— STORED ROWS —
■ ■ ■

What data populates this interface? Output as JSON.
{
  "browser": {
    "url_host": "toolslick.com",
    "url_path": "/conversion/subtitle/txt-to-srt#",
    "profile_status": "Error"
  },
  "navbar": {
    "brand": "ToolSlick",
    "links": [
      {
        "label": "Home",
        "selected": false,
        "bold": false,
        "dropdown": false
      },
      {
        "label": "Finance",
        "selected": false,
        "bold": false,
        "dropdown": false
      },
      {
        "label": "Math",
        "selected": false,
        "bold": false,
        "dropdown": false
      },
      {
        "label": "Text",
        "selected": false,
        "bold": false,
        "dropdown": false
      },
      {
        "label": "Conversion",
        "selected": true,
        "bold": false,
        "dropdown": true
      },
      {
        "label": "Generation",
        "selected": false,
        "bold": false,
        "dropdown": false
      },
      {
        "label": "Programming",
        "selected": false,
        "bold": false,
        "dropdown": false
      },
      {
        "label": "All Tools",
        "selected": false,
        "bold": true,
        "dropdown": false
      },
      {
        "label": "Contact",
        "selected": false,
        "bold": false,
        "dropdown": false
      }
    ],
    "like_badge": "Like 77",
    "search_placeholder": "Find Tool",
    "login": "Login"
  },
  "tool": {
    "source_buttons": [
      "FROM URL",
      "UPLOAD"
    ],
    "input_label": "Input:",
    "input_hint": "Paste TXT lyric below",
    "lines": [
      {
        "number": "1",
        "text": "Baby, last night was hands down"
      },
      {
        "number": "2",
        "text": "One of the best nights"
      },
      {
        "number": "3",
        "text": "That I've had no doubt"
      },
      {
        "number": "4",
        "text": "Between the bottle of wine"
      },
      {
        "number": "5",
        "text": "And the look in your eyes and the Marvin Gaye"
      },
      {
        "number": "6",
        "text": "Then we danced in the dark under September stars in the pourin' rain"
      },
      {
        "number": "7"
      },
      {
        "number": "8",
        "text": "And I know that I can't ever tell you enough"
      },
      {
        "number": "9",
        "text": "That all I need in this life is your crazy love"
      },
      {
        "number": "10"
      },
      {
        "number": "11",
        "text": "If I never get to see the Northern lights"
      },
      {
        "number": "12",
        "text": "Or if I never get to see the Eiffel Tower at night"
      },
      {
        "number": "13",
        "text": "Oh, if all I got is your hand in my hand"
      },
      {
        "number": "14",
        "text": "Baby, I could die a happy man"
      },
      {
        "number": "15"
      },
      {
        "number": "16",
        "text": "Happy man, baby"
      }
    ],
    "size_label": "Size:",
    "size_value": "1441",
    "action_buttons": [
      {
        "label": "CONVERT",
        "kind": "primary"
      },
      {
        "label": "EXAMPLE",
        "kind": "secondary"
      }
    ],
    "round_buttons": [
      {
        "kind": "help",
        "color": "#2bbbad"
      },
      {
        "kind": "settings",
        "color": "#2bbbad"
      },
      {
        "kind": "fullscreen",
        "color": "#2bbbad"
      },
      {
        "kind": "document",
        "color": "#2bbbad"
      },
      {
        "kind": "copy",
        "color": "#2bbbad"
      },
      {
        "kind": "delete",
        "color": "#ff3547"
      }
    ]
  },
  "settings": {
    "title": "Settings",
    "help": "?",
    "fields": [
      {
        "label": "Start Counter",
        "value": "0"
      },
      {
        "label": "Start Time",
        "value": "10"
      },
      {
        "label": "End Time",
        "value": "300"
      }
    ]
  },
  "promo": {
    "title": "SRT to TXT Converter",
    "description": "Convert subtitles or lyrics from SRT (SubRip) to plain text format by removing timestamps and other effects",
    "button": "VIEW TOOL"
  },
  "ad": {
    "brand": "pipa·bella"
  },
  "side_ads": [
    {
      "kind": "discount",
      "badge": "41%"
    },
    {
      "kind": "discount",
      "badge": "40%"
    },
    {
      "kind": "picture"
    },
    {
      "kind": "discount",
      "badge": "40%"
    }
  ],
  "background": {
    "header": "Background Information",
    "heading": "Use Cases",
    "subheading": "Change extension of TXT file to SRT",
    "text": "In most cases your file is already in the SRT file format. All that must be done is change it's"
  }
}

■ ■ ■

— WRITTEN EXERCISE —
In the listing above, find the lines holding the word "never" and copy them.

— SOLUTION TO THE EXERCISE —
        "text": "If I never get to see the Northern lights"
        "text": "Or if I never get to see the Eiffel Tower at night"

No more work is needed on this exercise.